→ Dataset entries
···

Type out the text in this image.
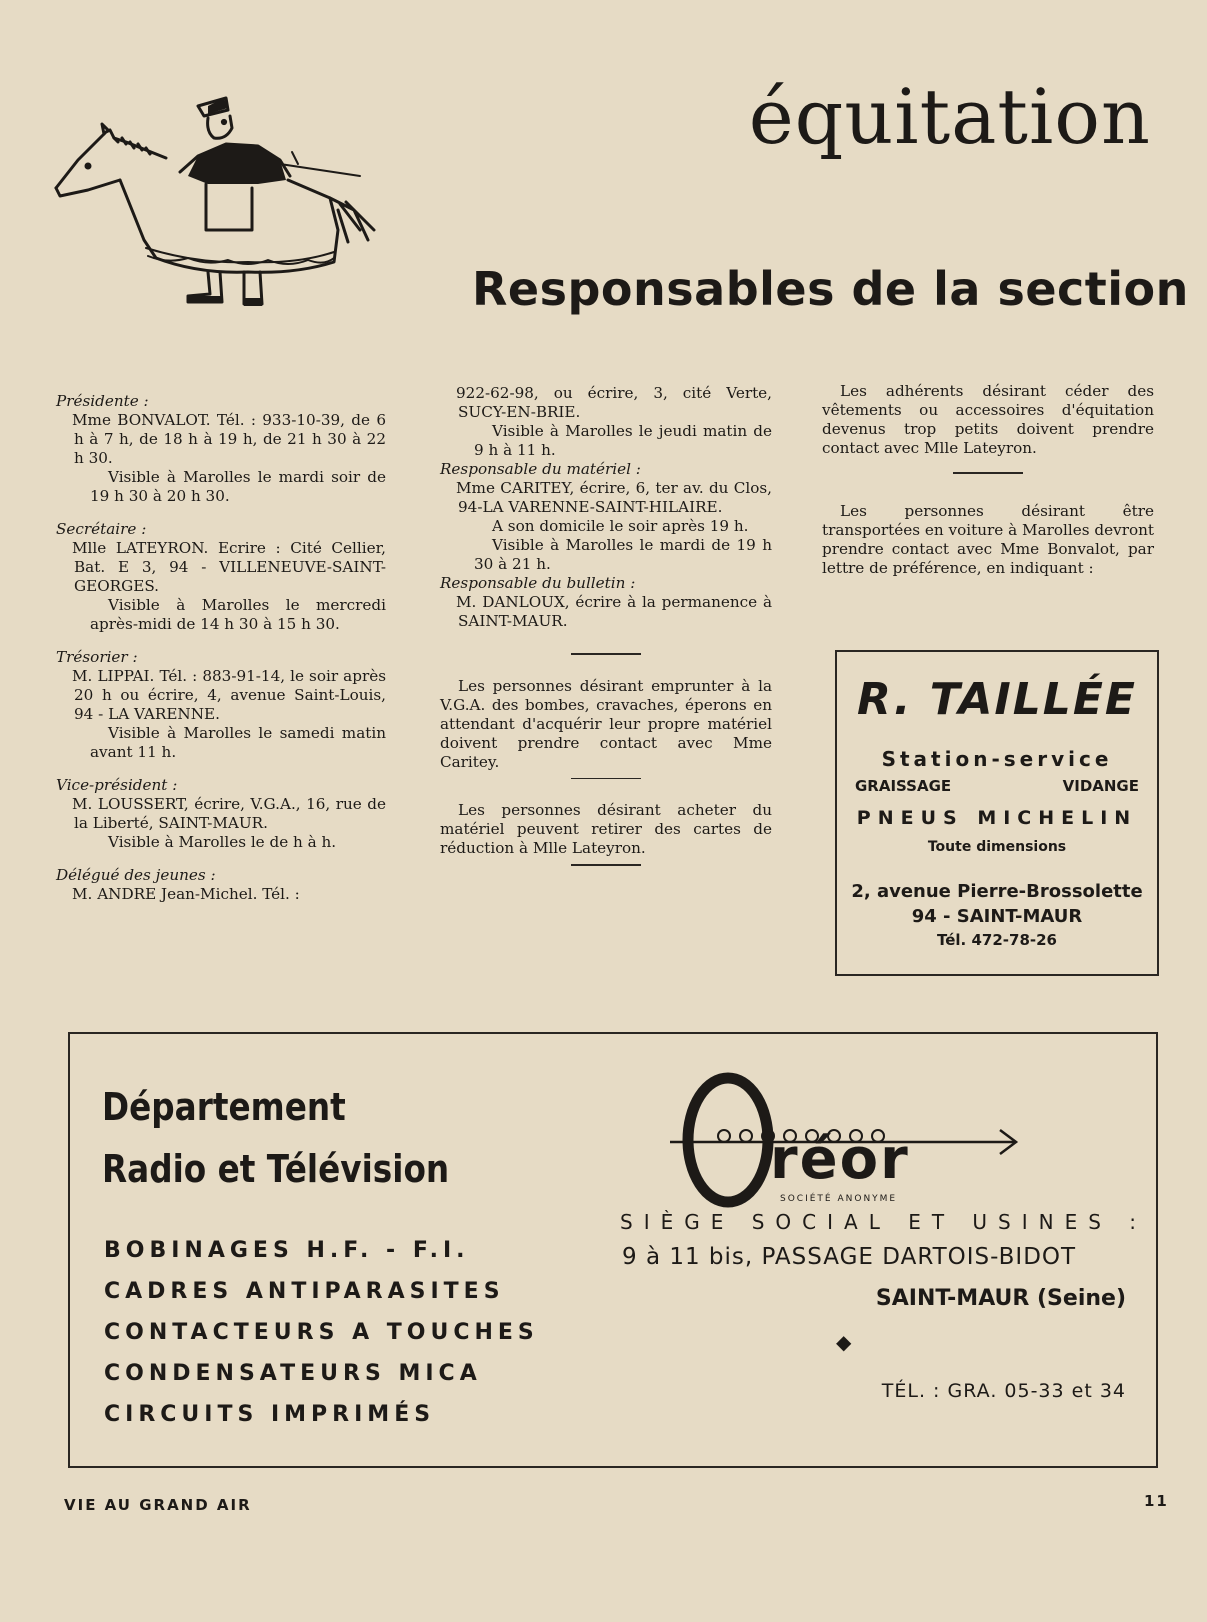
équitation
Responsables de la section

Présidente :

Mme BONVALOT. Tél. : 933-10-39, de 6 h à 7 h, de 18 h à 19 h, de 21 h 30 à 22 h 30.

Visible à Marolles le mardi soir de 19 h 30 à 20 h 30.

Secrétaire :

Mlle LATEYRON. Ecrire : Cité Cellier, Bat. E 3, 94 - VILLENEUVE-SAINT-GEORGES.

Visible à Marolles le mercredi après-midi de 14 h 30 à 15 h 30.

Trésorier :

M. LIPPAI. Tél. : 883-91-14, le soir après 20 h ou écrire, 4, avenue Saint-Louis, 94 - LA VARENNE.

Visible à Marolles le samedi matin avant 11 h.

Vice-président :

M. LOUSSERT, écrire, V.G.A., 16, rue de la Liberté, SAINT-MAUR.

Visible à Marolles le de h à h.

Délégué des jeunes :

M. ANDRE Jean-Michel. Tél. :

922-62-98, ou écrire, 3, cité Verte, SUCY-EN-BRIE.

Visible à Marolles le jeudi matin de 9 h à 11 h.

Responsable du matériel :

Mme CARITEY, écrire, 6, ter av. du Clos, 94-LA VARENNE-SAINT-HILAIRE.

A son domicile le soir après 19 h.

Visible à Marolles le mardi de 19 h 30 à 21 h.

Responsable du bulletin :

M. DANLOUX, écrire à la permanence à SAINT-MAUR.

Les personnes désirant emprunter à la V.G.A. des bombes, cravaches, éperons en attendant d'acquérir leur propre matériel doivent prendre contact avec Mme Caritey.

Les personnes désirant acheter du matériel peuvent retirer des cartes de réduction à Mlle Lateyron.

Les adhérents désirant céder des vêtements ou accessoires d'équitation devenus trop petits doivent prendre contact avec Mlle Lateyron.

Les personnes désirant être transportées en voiture à Marolles devront prendre contact avec Mme Bonvalot, par lettre de préférence, en indiquant :

R. TAILLÉE
Station-service
GRAISSAGE	VIDANGE
PNEUS MICHELIN
Toute dimensions
2, avenue Pierre-Brossolette
94 - SAINT-MAUR
Tél. 472-78-26
Département
Radio et Télévision
BOBINAGES H.F. - F.I.
CADRES ANTIPARASITES
CONTACTEURS A TOUCHES
CONDENSATEURS MICA
CIRCUITS IMPRIMÉS
réor
SOCIÉTÉ ANONYME
SIÈGE SOCIAL ET USINES :
9 à 11 bis, PASSAGE DARTOIS-BIDOT
SAINT-MAUR (Seine)
◆
TÉL. : GRA. 05-33 et 34
VIE AU GRAND AIR	11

···

→ What to do
Go through the listing above and report how many of its lines contain the word "matin", with only the number as output.

→ Expected answer
2